Written problem: Extract the records in full, leaving every picture out.

..............................

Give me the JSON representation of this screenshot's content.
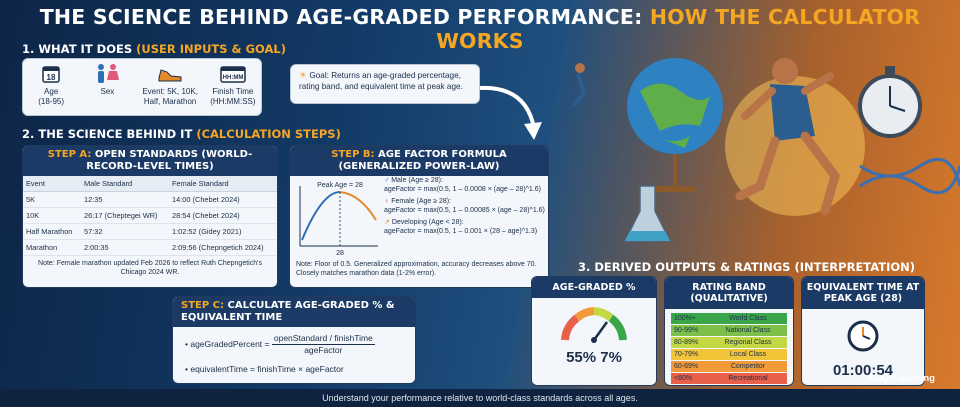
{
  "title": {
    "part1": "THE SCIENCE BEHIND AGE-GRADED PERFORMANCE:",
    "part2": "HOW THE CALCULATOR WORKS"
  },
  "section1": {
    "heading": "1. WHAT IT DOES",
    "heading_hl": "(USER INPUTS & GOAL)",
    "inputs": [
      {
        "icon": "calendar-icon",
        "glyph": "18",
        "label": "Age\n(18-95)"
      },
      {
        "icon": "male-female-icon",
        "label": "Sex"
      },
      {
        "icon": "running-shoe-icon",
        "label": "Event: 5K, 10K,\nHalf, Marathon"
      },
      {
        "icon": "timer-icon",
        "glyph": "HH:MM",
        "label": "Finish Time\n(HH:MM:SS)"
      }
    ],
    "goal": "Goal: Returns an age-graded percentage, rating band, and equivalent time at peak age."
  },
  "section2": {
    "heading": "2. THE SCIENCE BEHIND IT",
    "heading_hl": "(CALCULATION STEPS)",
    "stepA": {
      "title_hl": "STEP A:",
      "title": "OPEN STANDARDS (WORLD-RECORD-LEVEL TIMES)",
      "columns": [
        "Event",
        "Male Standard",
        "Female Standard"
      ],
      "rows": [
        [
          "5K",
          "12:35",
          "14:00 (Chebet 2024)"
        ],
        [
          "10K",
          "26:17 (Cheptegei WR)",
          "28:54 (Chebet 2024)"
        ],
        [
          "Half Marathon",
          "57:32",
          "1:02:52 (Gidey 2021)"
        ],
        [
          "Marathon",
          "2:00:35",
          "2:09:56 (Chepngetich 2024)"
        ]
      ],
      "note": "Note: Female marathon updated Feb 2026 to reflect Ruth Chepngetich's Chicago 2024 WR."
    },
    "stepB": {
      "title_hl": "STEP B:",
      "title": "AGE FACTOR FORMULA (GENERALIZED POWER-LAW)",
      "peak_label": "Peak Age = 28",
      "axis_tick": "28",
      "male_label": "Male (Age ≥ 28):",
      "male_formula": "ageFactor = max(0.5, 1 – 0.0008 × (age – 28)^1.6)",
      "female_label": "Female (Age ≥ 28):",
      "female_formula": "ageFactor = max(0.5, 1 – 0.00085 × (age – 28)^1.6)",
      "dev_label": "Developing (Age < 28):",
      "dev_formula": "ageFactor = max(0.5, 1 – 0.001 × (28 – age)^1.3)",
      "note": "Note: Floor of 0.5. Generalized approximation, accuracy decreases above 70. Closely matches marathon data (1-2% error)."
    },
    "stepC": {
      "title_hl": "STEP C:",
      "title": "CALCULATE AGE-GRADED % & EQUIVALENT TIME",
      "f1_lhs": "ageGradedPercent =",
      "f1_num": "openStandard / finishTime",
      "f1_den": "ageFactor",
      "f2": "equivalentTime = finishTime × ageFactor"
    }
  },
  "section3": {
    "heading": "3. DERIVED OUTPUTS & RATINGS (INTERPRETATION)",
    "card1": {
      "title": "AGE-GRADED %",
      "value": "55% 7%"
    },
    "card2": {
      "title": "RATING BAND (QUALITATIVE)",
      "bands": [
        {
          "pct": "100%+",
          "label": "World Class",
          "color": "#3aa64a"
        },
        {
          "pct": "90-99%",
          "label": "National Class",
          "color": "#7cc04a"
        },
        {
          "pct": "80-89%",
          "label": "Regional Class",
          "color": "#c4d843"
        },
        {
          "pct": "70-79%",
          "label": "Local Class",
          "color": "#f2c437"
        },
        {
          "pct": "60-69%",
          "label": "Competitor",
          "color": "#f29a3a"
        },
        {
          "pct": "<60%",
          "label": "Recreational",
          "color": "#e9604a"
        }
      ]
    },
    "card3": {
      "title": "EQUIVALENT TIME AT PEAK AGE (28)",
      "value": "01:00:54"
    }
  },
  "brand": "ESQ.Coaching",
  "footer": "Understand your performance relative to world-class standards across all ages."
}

..............................

Exercise answer:
Give me the JSON representation of this screenshot's content.
{
  "title": {
    "part1": "THE SCIENCE BEHIND AGE-GRADED PERFORMANCE:",
    "part2": "HOW THE CALCULATOR WORKS"
  },
  "section1": {
    "heading": "1. WHAT IT DOES",
    "heading_hl": "(USER INPUTS & GOAL)",
    "inputs": [
      {
        "icon": "calendar-icon",
        "glyph": "18",
        "label": "Age\n(18-95)"
      },
      {
        "icon": "male-female-icon",
        "label": "Sex"
      },
      {
        "icon": "running-shoe-icon",
        "label": "Event: 5K, 10K,\nHalf, Marathon"
      },
      {
        "icon": "timer-icon",
        "glyph": "HH:MM",
        "label": "Finish Time\n(HH:MM:SS)"
      }
    ],
    "goal": "Goal: Returns an age-graded percentage, rating band, and equivalent time at peak age."
  },
  "section2": {
    "heading": "2. THE SCIENCE BEHIND IT",
    "heading_hl": "(CALCULATION STEPS)",
    "stepA": {
      "title_hl": "STEP A:",
      "title": "OPEN STANDARDS (WORLD-RECORD-LEVEL TIMES)",
      "columns": [
        "Event",
        "Male Standard",
        "Female Standard"
      ],
      "rows": [
        [
          "5K",
          "12:35",
          "14:00 (Chebet 2024)"
        ],
        [
          "10K",
          "26:17 (Cheptegei WR)",
          "28:54 (Chebet 2024)"
        ],
        [
          "Half Marathon",
          "57:32",
          "1:02:52 (Gidey 2021)"
        ],
        [
          "Marathon",
          "2:00:35",
          "2:09:56 (Chepngetich 2024)"
        ]
      ],
      "note": "Note: Female marathon updated Feb 2026 to reflect Ruth Chepngetich's Chicago 2024 WR."
    },
    "stepB": {
      "title_hl": "STEP B:",
      "title": "AGE FACTOR FORMULA (GENERALIZED POWER-LAW)",
      "peak_label": "Peak Age = 28",
      "axis_tick": "28",
      "male_label": "Male (Age ≥ 28):",
      "male_formula": "ageFactor = max(0.5, 1 – 0.0008 × (age – 28)^1.6)",
      "female_label": "Female (Age ≥ 28):",
      "female_formula": "ageFactor = max(0.5, 1 – 0.00085 × (age – 28)^1.6)",
      "dev_label": "Developing (Age < 28):",
      "dev_formula": "ageFactor = max(0.5, 1 – 0.001 × (28 – age)^1.3)",
      "note": "Note: Floor of 0.5. Generalized approximation, accuracy decreases above 70. Closely matches marathon data (1-2% error)."
    },
    "stepC": {
      "title_hl": "STEP C:",
      "title": "CALCULATE AGE-GRADED % & EQUIVALENT TIME",
      "f1_lhs": "ageGradedPercent =",
      "f1_num": "openStandard / finishTime",
      "f1_den": "ageFactor",
      "f2": "equivalentTime = finishTime × ageFactor"
    }
  },
  "section3": {
    "heading": "3. DERIVED OUTPUTS & RATINGS (INTERPRETATION)",
    "card1": {
      "title": "AGE-GRADED %",
      "value": "55% 7%"
    },
    "card2": {
      "title": "RATING BAND (QUALITATIVE)",
      "bands": [
        {
          "pct": "100%+",
          "label": "World Class",
          "color": "#3aa64a"
        },
        {
          "pct": "90-99%",
          "label": "National Class",
          "color": "#7cc04a"
        },
        {
          "pct": "80-89%",
          "label": "Regional Class",
          "color": "#c4d843"
        },
        {
          "pct": "70-79%",
          "label": "Local Class",
          "color": "#f2c437"
        },
        {
          "pct": "60-69%",
          "label": "Competitor",
          "color": "#f29a3a"
        },
        {
          "pct": "<60%",
          "label": "Recreational",
          "color": "#e9604a"
        }
      ]
    },
    "card3": {
      "title": "EQUIVALENT TIME AT PEAK AGE (28)",
      "value": "01:00:54"
    }
  },
  "brand": "ESQ.Coaching",
  "footer": "Understand your performance relative to world-class standards across all ages."
}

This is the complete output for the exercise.